## Your goal
What follows is a set of records; restate each one word for word and drop the pictures.
____ Data supplied
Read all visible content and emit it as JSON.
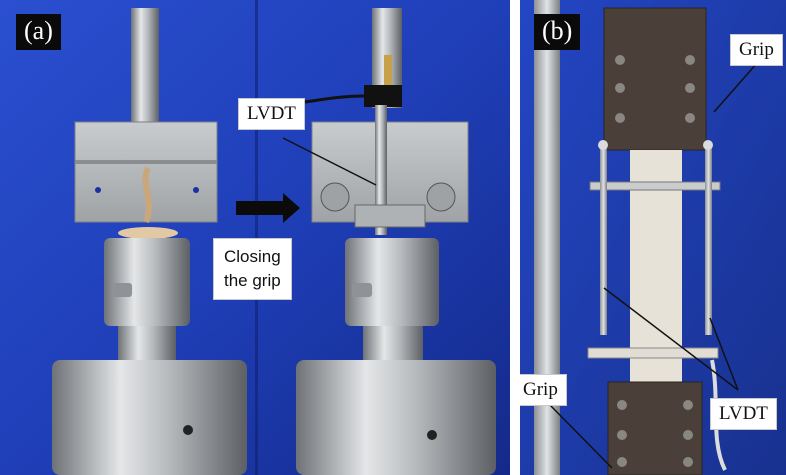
{
  "panels": {
    "a": {
      "tag": "(a)"
    },
    "b": {
      "tag": "(b)"
    }
  },
  "labels": {
    "lvdt_a": "LVDT",
    "closing_line1": "Closing",
    "closing_line2": "the grip",
    "grip_top": "Grip",
    "grip_bottom": "Grip",
    "lvdt_b": "LVDT"
  },
  "colors": {
    "backdrop_blue": "#1f3fb8",
    "steel": "#b9bcc0",
    "grip_plate": "#4a3f39",
    "specimen": "#e6e2d8",
    "label_tag": "#0a0a0a"
  }
}
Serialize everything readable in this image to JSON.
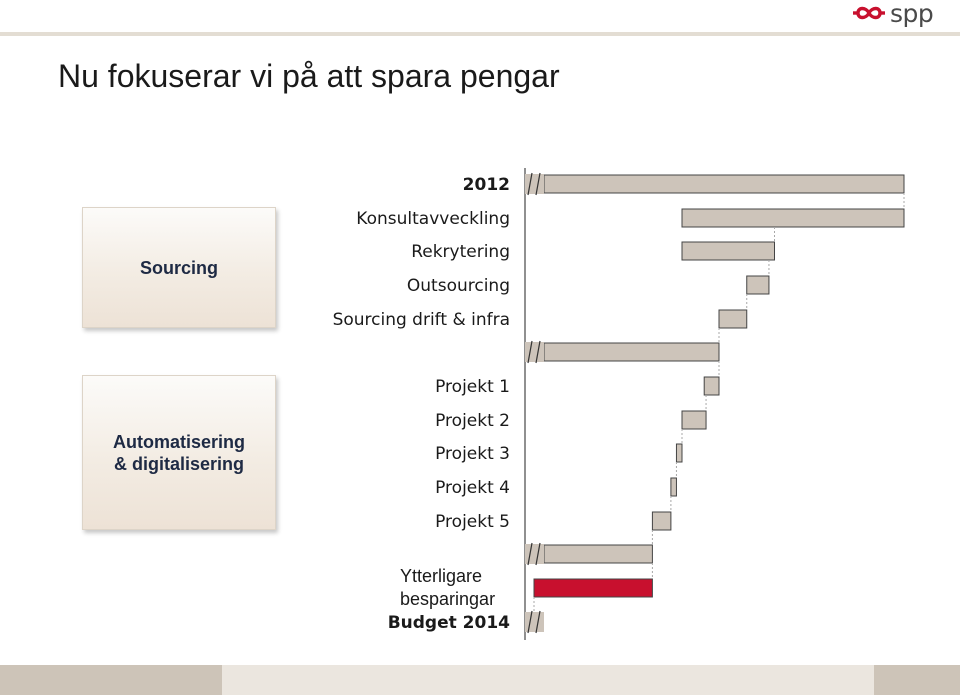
{
  "brand": {
    "name": "spp",
    "logo_color": "#c8102e",
    "icon": "infinity-chain-logo-icon"
  },
  "title": "Nu fokuserar vi på att spara pengar",
  "groups": [
    {
      "label": "Sourcing"
    },
    {
      "label": "Automatisering\n& digitalisering"
    }
  ],
  "chart_data": {
    "type": "bar",
    "subtype": "waterfall",
    "orientation": "horizontal",
    "axis_break": true,
    "categories": [
      "2012",
      "Konsultavveckling",
      "Rekrytering",
      "Outsourcing",
      "Sourcing drift & infra",
      "",
      "Projekt 1",
      "Projekt 2",
      "Projekt 3",
      "Projekt 4",
      "Projekt 5",
      "",
      "Ytterligare besparingar",
      "Budget 2014"
    ],
    "bold_categories": [
      "2012",
      "Budget 2014"
    ],
    "bars": [
      {
        "kind": "total",
        "start": 0,
        "end": 100
      },
      {
        "kind": "reduction",
        "start": 40,
        "end": 100
      },
      {
        "kind": "reduction",
        "start": 40,
        "end": 65
      },
      {
        "kind": "reduction",
        "start": 57.5,
        "end": 63.5
      },
      {
        "kind": "reduction",
        "start": 50,
        "end": 57.5
      },
      {
        "kind": "total",
        "start": 0,
        "end": 50
      },
      {
        "kind": "reduction",
        "start": 46,
        "end": 50
      },
      {
        "kind": "reduction",
        "start": 40,
        "end": 46.5
      },
      {
        "kind": "reduction",
        "start": 38.5,
        "end": 40
      },
      {
        "kind": "reduction",
        "start": 37,
        "end": 38.5
      },
      {
        "kind": "reduction",
        "start": 32,
        "end": 37
      },
      {
        "kind": "total",
        "start": 0,
        "end": 32
      },
      {
        "kind": "highlight",
        "start": 0,
        "end": 32
      },
      {
        "kind": "total",
        "start": 0,
        "end": 0
      }
    ],
    "colors": {
      "bar": "#cdc4ba",
      "highlight": "#c8102e",
      "outline": "#444444",
      "connector": "#a8a8a8"
    },
    "xlim": [
      0,
      100
    ],
    "grid": false,
    "legend": "none",
    "title": "",
    "xlabel": "",
    "ylabel": ""
  }
}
________
## Reply to the task
Read all visible content and emit it as JSON.
{
  "panels": {
    "a": {
      "tag": "(a)"
    },
    "b": {
      "tag": "(b)"
    }
  },
  "labels": {
    "lvdt_a": "LVDT",
    "closing_line1": "Closing",
    "closing_line2": "the grip",
    "grip_top": "Grip",
    "grip_bottom": "Grip",
    "lvdt_b": "LVDT"
  },
  "colors": {
    "backdrop_blue": "#1f3fb8",
    "steel": "#b9bcc0",
    "grip_plate": "#4a3f39",
    "specimen": "#e6e2d8",
    "label_tag": "#0a0a0a"
  }
}
Serialize everything readable in this image to JSON.
{
  "brand": {
    "name": "spp",
    "logo_color": "#c8102e",
    "icon": "infinity-chain-logo-icon"
  },
  "title": "Nu fokuserar vi på att spara pengar",
  "groups": [
    {
      "label": "Sourcing"
    },
    {
      "label": "Automatisering\n& digitalisering"
    }
  ],
  "chart_data": {
    "type": "bar",
    "subtype": "waterfall",
    "orientation": "horizontal",
    "axis_break": true,
    "categories": [
      "2012",
      "Konsultavveckling",
      "Rekrytering",
      "Outsourcing",
      "Sourcing drift & infra",
      "",
      "Projekt 1",
      "Projekt 2",
      "Projekt 3",
      "Projekt 4",
      "Projekt 5",
      "",
      "Ytterligare besparingar",
      "Budget 2014"
    ],
    "bold_categories": [
      "2012",
      "Budget 2014"
    ],
    "bars": [
      {
        "kind": "total",
        "start": 0,
        "end": 100
      },
      {
        "kind": "reduction",
        "start": 40,
        "end": 100
      },
      {
        "kind": "reduction",
        "start": 40,
        "end": 65
      },
      {
        "kind": "reduction",
        "start": 57.5,
        "end": 63.5
      },
      {
        "kind": "reduction",
        "start": 50,
        "end": 57.5
      },
      {
        "kind": "total",
        "start": 0,
        "end": 50
      },
      {
        "kind": "reduction",
        "start": 46,
        "end": 50
      },
      {
        "kind": "reduction",
        "start": 40,
        "end": 46.5
      },
      {
        "kind": "reduction",
        "start": 38.5,
        "end": 40
      },
      {
        "kind": "reduction",
        "start": 37,
        "end": 38.5
      },
      {
        "kind": "reduction",
        "start": 32,
        "end": 37
      },
      {
        "kind": "total",
        "start": 0,
        "end": 32
      },
      {
        "kind": "highlight",
        "start": 0,
        "end": 32
      },
      {
        "kind": "total",
        "start": 0,
        "end": 0
      }
    ],
    "colors": {
      "bar": "#cdc4ba",
      "highlight": "#c8102e",
      "outline": "#444444",
      "connector": "#a8a8a8"
    },
    "xlim": [
      0,
      100
    ],
    "grid": false,
    "legend": "none",
    "title": "",
    "xlabel": "",
    "ylabel": ""
  }
}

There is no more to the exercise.